Figure collection entries:
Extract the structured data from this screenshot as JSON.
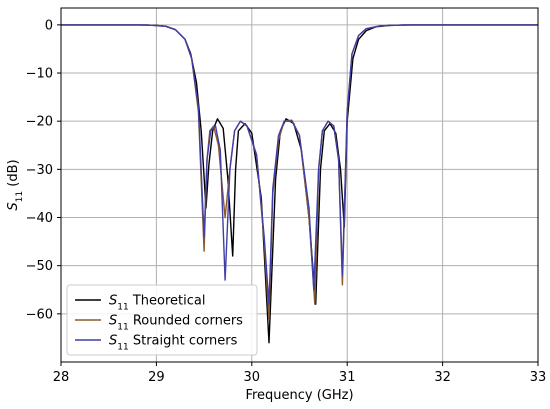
{
  "chart_data": {
    "type": "line",
    "title": "",
    "xlabel": "Frequency (GHz)",
    "ylabel": {
      "symbol": "S",
      "subscript": "11",
      "unit": " (dB)"
    },
    "xlim": [
      28,
      33
    ],
    "ylim": [
      -70,
      3.5
    ],
    "xticks": [
      28,
      29,
      30,
      31,
      32,
      33
    ],
    "yticks": [
      0,
      -10,
      -20,
      -30,
      -40,
      -50,
      -60
    ],
    "grid": true,
    "legend": {
      "placement": "bottom-left"
    },
    "series": [
      {
        "name": "Theoretical",
        "label_symbol": "S",
        "label_subscript": "11",
        "label_text": " Theoretical",
        "color": "#000000",
        "x": [
          28.0,
          28.8,
          29.0,
          29.1,
          29.2,
          29.3,
          29.36,
          29.42,
          29.47,
          29.52,
          29.55,
          29.59,
          29.64,
          29.7,
          29.75,
          29.8,
          29.83,
          29.86,
          29.93,
          30.0,
          30.1,
          30.18,
          30.25,
          30.3,
          30.36,
          30.44,
          30.52,
          30.6,
          30.67,
          30.72,
          30.76,
          30.82,
          30.88,
          30.93,
          30.97,
          31.0,
          31.06,
          31.12,
          31.2,
          31.3,
          31.45,
          31.7,
          33.0
        ],
        "y": [
          0,
          0,
          -0.1,
          -0.3,
          -1.0,
          -3.0,
          -6.0,
          -12.0,
          -22.0,
          -38.0,
          -29.0,
          -22.0,
          -19.5,
          -21.5,
          -32.0,
          -48.0,
          -30.0,
          -22.0,
          -20.5,
          -22.5,
          -36.0,
          -66.0,
          -32.0,
          -22.0,
          -19.5,
          -20.5,
          -26.0,
          -40.0,
          -58.0,
          -30.0,
          -22.0,
          -20.5,
          -22.5,
          -30.0,
          -42.0,
          -20.0,
          -7.0,
          -3.0,
          -1.2,
          -0.4,
          -0.1,
          0,
          0
        ]
      },
      {
        "name": "Rounded corners",
        "label_symbol": "S",
        "label_subscript": "11",
        "label_text": " Rounded corners",
        "color": "#8b5a2b",
        "x": [
          28.0,
          28.9,
          29.1,
          29.2,
          29.3,
          29.37,
          29.44,
          29.5,
          29.53,
          29.56,
          29.6,
          29.65,
          29.72,
          29.77,
          29.82,
          29.88,
          29.95,
          30.05,
          30.13,
          30.18,
          30.22,
          30.28,
          30.34,
          30.42,
          30.5,
          30.6,
          30.66,
          30.7,
          30.74,
          30.8,
          30.86,
          30.91,
          30.95,
          31.0,
          31.05,
          31.12,
          31.2,
          31.35,
          31.6,
          33.0
        ],
        "y": [
          0,
          0,
          -0.3,
          -1.0,
          -3.0,
          -7.0,
          -18.0,
          -47.0,
          -28.0,
          -22.0,
          -21.0,
          -25.0,
          -40.0,
          -30.0,
          -22.0,
          -20.0,
          -21.0,
          -27.0,
          -45.0,
          -61.0,
          -35.0,
          -24.0,
          -20.0,
          -19.8,
          -23.0,
          -40.0,
          -58.0,
          -30.0,
          -22.0,
          -20.0,
          -21.0,
          -28.0,
          -54.0,
          -18.0,
          -6.0,
          -2.2,
          -0.8,
          -0.2,
          0,
          0
        ]
      },
      {
        "name": "Straight corners",
        "label_symbol": "S",
        "label_subscript": "11",
        "label_text": " Straight corners",
        "color": "#3f3fa8",
        "x": [
          28.0,
          28.9,
          29.1,
          29.2,
          29.3,
          29.37,
          29.44,
          29.5,
          29.53,
          29.57,
          29.62,
          29.67,
          29.72,
          29.77,
          29.82,
          29.88,
          29.95,
          30.05,
          30.13,
          30.18,
          30.22,
          30.28,
          30.34,
          30.42,
          30.5,
          30.6,
          30.65,
          30.7,
          30.74,
          30.8,
          30.86,
          30.91,
          30.95,
          31.0,
          31.05,
          31.12,
          31.2,
          31.35,
          31.6,
          33.0
        ],
        "y": [
          0,
          0,
          -0.3,
          -1.0,
          -3.0,
          -7.0,
          -17.0,
          -44.0,
          -28.0,
          -22.0,
          -21.0,
          -26.0,
          -53.0,
          -30.0,
          -22.0,
          -20.0,
          -21.0,
          -27.0,
          -44.0,
          -58.0,
          -34.0,
          -23.0,
          -20.0,
          -20.0,
          -23.0,
          -38.0,
          -55.0,
          -30.0,
          -22.0,
          -20.0,
          -21.0,
          -28.0,
          -52.0,
          -18.0,
          -6.0,
          -2.2,
          -0.8,
          -0.2,
          0,
          0
        ]
      }
    ]
  }
}
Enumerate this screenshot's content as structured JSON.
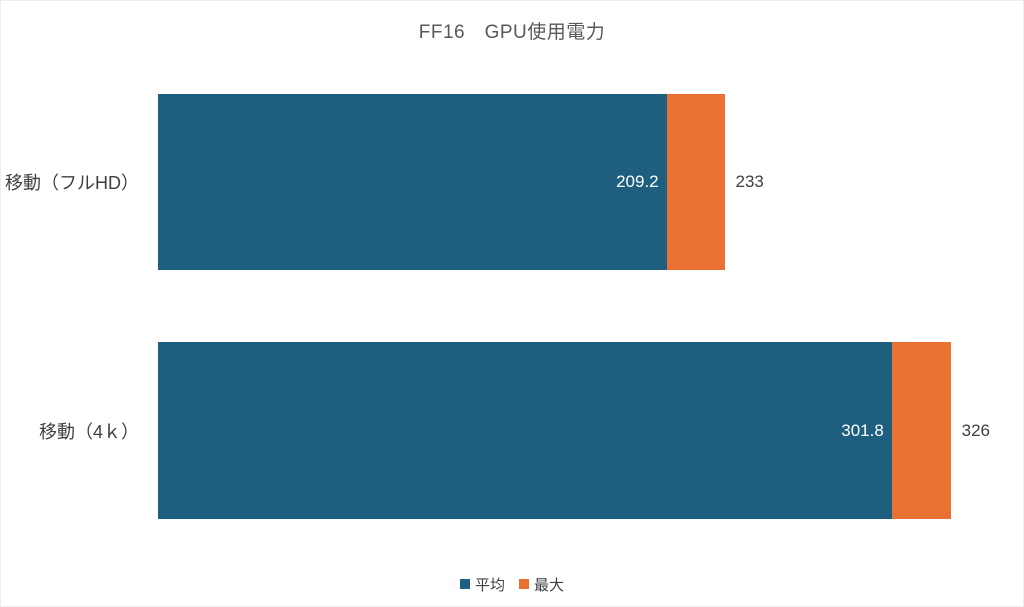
{
  "chart_data": {
    "type": "bar",
    "orientation": "horizontal",
    "stacked": true,
    "title": "FF16　GPU使用電力",
    "categories": [
      "移動（フルHD）",
      "移動（4ｋ）"
    ],
    "series": [
      {
        "name": "平均",
        "values": [
          209.2,
          301.8
        ],
        "color": "#1E5E7E"
      },
      {
        "name": "最大",
        "values": [
          233,
          326
        ],
        "color": "#E97132"
      }
    ],
    "segment_note": "最大 segment is drawn from the 平均 value to the 最大 value (stacked remainder)",
    "labels": {
      "avg": [
        "209.2",
        "301.8"
      ],
      "max": [
        "233",
        "326"
      ]
    },
    "xlim": [
      0,
      350
    ],
    "axis_visible": false,
    "gridlines": false,
    "legend_position": "bottom",
    "colors": {
      "title_text": "#595959",
      "label_text": "#404040",
      "inner_label_text": "#ffffff",
      "background": "#ffffff"
    }
  }
}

▶ _What the task asks_
The line that contains "Enumerate this screenshot's" begins the part to retype, and the last line of the records above ends it. Retype both and everything between, exactly, without the pictures.

▶ _Exercise result_
Enumerate this screenshot's content as structured JSON.
{
  "chart_data": {
    "type": "bar",
    "orientation": "horizontal",
    "stacked": true,
    "title": "FF16　GPU使用電力",
    "categories": [
      "移動（フルHD）",
      "移動（4ｋ）"
    ],
    "series": [
      {
        "name": "平均",
        "values": [
          209.2,
          301.8
        ],
        "color": "#1E5E7E"
      },
      {
        "name": "最大",
        "values": [
          233,
          326
        ],
        "color": "#E97132"
      }
    ],
    "segment_note": "最大 segment is drawn from the 平均 value to the 最大 value (stacked remainder)",
    "labels": {
      "avg": [
        "209.2",
        "301.8"
      ],
      "max": [
        "233",
        "326"
      ]
    },
    "xlim": [
      0,
      350
    ],
    "axis_visible": false,
    "gridlines": false,
    "legend_position": "bottom",
    "colors": {
      "title_text": "#595959",
      "label_text": "#404040",
      "inner_label_text": "#ffffff",
      "background": "#ffffff"
    }
  }
}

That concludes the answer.